#### [GOAL]
Copy every line of the records below word for word, keeping their order and all punctuation.

#### [THE DATA]
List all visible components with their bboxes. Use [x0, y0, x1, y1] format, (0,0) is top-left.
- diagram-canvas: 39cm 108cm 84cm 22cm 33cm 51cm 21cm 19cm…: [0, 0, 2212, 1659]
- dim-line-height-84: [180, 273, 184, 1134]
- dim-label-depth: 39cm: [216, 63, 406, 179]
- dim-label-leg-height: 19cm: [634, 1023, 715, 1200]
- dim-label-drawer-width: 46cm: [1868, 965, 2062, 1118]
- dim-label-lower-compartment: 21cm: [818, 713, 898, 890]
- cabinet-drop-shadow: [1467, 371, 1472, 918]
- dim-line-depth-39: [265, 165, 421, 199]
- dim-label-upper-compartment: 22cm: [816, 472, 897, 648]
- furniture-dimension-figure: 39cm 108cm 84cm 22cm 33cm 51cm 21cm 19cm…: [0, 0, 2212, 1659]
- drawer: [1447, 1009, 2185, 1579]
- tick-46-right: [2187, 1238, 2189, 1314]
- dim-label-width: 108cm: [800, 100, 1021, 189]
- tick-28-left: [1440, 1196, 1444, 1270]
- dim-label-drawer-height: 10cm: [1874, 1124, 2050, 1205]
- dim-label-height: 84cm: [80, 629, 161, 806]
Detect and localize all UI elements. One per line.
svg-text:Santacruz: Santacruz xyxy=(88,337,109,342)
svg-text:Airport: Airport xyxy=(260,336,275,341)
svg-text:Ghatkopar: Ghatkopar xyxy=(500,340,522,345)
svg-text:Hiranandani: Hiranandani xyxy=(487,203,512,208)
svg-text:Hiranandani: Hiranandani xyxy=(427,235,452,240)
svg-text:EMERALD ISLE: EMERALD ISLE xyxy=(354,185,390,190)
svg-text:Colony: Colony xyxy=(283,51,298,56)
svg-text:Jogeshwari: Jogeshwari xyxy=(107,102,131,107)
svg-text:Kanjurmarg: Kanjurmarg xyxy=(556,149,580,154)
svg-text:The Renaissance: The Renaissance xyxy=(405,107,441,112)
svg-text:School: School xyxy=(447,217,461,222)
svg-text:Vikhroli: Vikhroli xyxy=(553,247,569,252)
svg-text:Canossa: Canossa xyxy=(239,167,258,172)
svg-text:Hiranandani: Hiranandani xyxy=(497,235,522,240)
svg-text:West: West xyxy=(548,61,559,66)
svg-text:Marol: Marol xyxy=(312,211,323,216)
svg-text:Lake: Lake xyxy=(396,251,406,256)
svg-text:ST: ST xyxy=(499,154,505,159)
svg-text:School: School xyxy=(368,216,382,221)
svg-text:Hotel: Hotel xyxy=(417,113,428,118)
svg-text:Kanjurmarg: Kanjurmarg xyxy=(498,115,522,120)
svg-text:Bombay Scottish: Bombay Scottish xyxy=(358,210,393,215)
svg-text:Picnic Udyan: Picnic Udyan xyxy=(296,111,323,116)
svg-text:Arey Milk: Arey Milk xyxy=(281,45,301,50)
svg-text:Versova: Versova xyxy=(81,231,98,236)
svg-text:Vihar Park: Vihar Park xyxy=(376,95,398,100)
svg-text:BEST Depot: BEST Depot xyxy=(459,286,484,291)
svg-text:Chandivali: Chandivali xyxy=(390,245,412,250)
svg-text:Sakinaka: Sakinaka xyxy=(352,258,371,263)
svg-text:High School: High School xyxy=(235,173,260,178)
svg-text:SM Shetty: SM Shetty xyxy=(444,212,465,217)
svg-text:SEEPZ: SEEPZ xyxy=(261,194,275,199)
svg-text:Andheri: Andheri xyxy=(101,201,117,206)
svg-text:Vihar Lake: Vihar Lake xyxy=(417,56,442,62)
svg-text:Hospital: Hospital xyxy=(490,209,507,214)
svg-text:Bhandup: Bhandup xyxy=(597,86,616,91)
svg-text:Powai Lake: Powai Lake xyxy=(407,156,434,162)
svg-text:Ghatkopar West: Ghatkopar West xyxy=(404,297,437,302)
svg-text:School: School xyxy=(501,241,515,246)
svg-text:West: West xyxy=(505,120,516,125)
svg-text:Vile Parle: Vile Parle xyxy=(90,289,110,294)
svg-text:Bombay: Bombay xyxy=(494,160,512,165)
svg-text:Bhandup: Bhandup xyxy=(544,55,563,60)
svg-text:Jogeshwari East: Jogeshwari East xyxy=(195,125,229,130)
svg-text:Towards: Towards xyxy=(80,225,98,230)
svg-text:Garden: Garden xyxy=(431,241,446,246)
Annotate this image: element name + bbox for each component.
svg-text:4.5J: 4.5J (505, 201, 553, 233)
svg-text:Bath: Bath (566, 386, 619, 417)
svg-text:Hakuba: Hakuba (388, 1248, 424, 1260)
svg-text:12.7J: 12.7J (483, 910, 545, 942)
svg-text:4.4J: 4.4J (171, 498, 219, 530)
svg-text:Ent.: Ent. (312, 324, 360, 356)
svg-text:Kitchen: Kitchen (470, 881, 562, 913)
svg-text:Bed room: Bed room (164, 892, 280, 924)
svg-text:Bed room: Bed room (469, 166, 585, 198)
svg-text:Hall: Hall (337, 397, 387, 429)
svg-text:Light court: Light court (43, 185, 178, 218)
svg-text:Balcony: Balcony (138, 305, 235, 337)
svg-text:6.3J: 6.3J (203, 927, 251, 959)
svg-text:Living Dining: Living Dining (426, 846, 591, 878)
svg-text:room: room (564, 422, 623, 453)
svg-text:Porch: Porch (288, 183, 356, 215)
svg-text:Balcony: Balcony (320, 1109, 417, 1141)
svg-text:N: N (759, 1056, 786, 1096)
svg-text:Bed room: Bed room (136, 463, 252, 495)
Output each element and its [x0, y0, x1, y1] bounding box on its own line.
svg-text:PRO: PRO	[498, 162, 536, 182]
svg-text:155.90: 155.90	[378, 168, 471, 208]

#### [SOLUTION TO THE PROBLEM]
List all visible components with their bboxes. Use [x0, y0, x1, y1] format, (0,0) is top-left.
- diagram-canvas: 39cm 108cm 84cm 22cm 33cm 51cm 21cm 19cm…: [0, 0, 2212, 1659]
- dim-line-height-84: [180, 273, 184, 1134]
- dim-label-depth: 39cm: [216, 63, 406, 179]
- dim-label-leg-height: 19cm: [634, 1023, 715, 1200]
- dim-label-drawer-width: 46cm: [1868, 965, 2062, 1118]
- dim-label-lower-compartment: 21cm: [818, 713, 898, 890]
- cabinet-drop-shadow: [1467, 371, 1472, 918]
- dim-line-depth-39: [265, 165, 421, 199]
- dim-label-upper-compartment: 22cm: [816, 472, 897, 648]
- furniture-dimension-figure: 39cm 108cm 84cm 22cm 33cm 51cm 21cm 19cm…: [0, 0, 2212, 1659]
- drawer: [1447, 1009, 2185, 1579]
- tick-46-right: [2187, 1238, 2189, 1314]
- dim-label-width: 108cm: [800, 100, 1021, 189]
- tick-28-left: [1440, 1196, 1444, 1270]
- dim-label-drawer-height: 10cm: [1874, 1124, 2050, 1205]
- dim-label-height: 84cm: [80, 629, 161, 806]
Detect and localize all UI elements. One per line.
svg-text:Santacruz: Santacruz xyxy=(88,337,109,342)
svg-text:Airport: Airport xyxy=(260,336,275,341)
svg-text:Ghatkopar: Ghatkopar xyxy=(500,340,522,345)
svg-text:Hiranandani: Hiranandani xyxy=(487,203,512,208)
svg-text:Hiranandani: Hiranandani xyxy=(427,235,452,240)
svg-text:EMERALD ISLE: EMERALD ISLE xyxy=(354,185,390,190)
svg-text:Colony: Colony xyxy=(283,51,298,56)
svg-text:Jogeshwari: Jogeshwari xyxy=(107,102,131,107)
svg-text:Kanjurmarg: Kanjurmarg xyxy=(556,149,580,154)
svg-text:The Renaissance: The Renaissance xyxy=(405,107,441,112)
svg-text:School: School xyxy=(447,217,461,222)
svg-text:Vikhroli: Vikhroli xyxy=(553,247,569,252)
svg-text:Canossa: Canossa xyxy=(239,167,258,172)
svg-text:Hiranandani: Hiranandani xyxy=(497,235,522,240)
svg-text:West: West xyxy=(548,61,559,66)
svg-text:Marol: Marol xyxy=(312,211,323,216)
svg-text:Lake: Lake xyxy=(396,251,406,256)
svg-text:ST: ST xyxy=(499,154,505,159)
svg-text:School: School xyxy=(368,216,382,221)
svg-text:Hotel: Hotel xyxy=(417,113,428,118)
svg-text:Kanjurmarg: Kanjurmarg xyxy=(498,115,522,120)
svg-text:Bombay Scottish: Bombay Scottish xyxy=(358,210,393,215)
svg-text:Picnic Udyan: Picnic Udyan xyxy=(296,111,323,116)
svg-text:Arey Milk: Arey Milk xyxy=(281,45,301,50)
svg-text:Versova: Versova xyxy=(81,231,98,236)
svg-text:Vihar Park: Vihar Park xyxy=(376,95,398,100)
svg-text:BEST Depot: BEST Depot xyxy=(459,286,484,291)
svg-text:Chandivali: Chandivali xyxy=(390,245,412,250)
svg-text:Sakinaka: Sakinaka xyxy=(352,258,371,263)
svg-text:High School: High School xyxy=(235,173,260,178)
svg-text:SM Shetty: SM Shetty xyxy=(444,212,465,217)
svg-text:SEEPZ: SEEPZ xyxy=(261,194,275,199)
svg-text:Andheri: Andheri xyxy=(101,201,117,206)
svg-text:Vihar Lake: Vihar Lake xyxy=(417,56,442,62)
svg-text:Hospital: Hospital xyxy=(490,209,507,214)
svg-text:Bhandup: Bhandup xyxy=(597,86,616,91)
svg-text:Powai Lake: Powai Lake xyxy=(407,156,434,162)
svg-text:Ghatkopar West: Ghatkopar West xyxy=(404,297,437,302)
svg-text:School: School xyxy=(501,241,515,246)
svg-text:West: West xyxy=(505,120,516,125)
svg-text:Vile Parle: Vile Parle xyxy=(90,289,110,294)
svg-text:Bombay: Bombay xyxy=(494,160,512,165)
svg-text:Bhandup: Bhandup xyxy=(544,55,563,60)
svg-text:Jogeshwari East: Jogeshwari East xyxy=(195,125,229,130)
svg-text:Towards: Towards xyxy=(80,225,98,230)
svg-text:Garden: Garden xyxy=(431,241,446,246)
Annotate this image: element name + bbox for each component.
svg-text:4.5J: 4.5J (505, 201, 553, 233)
svg-text:Bath: Bath (566, 386, 619, 417)
svg-text:Hakuba: Hakuba (388, 1248, 424, 1260)
svg-text:12.7J: 12.7J (483, 910, 545, 942)
svg-text:4.4J: 4.4J (171, 498, 219, 530)
svg-text:Ent.: Ent. (312, 324, 360, 356)
svg-text:Kitchen: Kitchen (470, 881, 562, 913)
svg-text:Bed room: Bed room (164, 892, 280, 924)
svg-text:Bed room: Bed room (469, 166, 585, 198)
svg-text:Hall: Hall (337, 397, 387, 429)
svg-text:Light court: Light court (43, 185, 178, 218)
svg-text:Balcony: Balcony (138, 305, 235, 337)
svg-text:6.3J: 6.3J (203, 927, 251, 959)
svg-text:Living Dining: Living Dining (426, 846, 591, 878)
svg-text:room: room (564, 422, 623, 453)
svg-text:Porch: Porch (288, 183, 356, 215)
svg-text:Balcony: Balcony (320, 1109, 417, 1141)
svg-text:N: N (759, 1056, 786, 1096)
svg-text:Bed room: Bed room (136, 463, 252, 495)
Output each element and its [x0, y0, x1, y1] bounding box on its own line.
svg-text:PRO: PRO	[498, 162, 536, 182]
svg-text:155.90: 155.90	[378, 168, 471, 208]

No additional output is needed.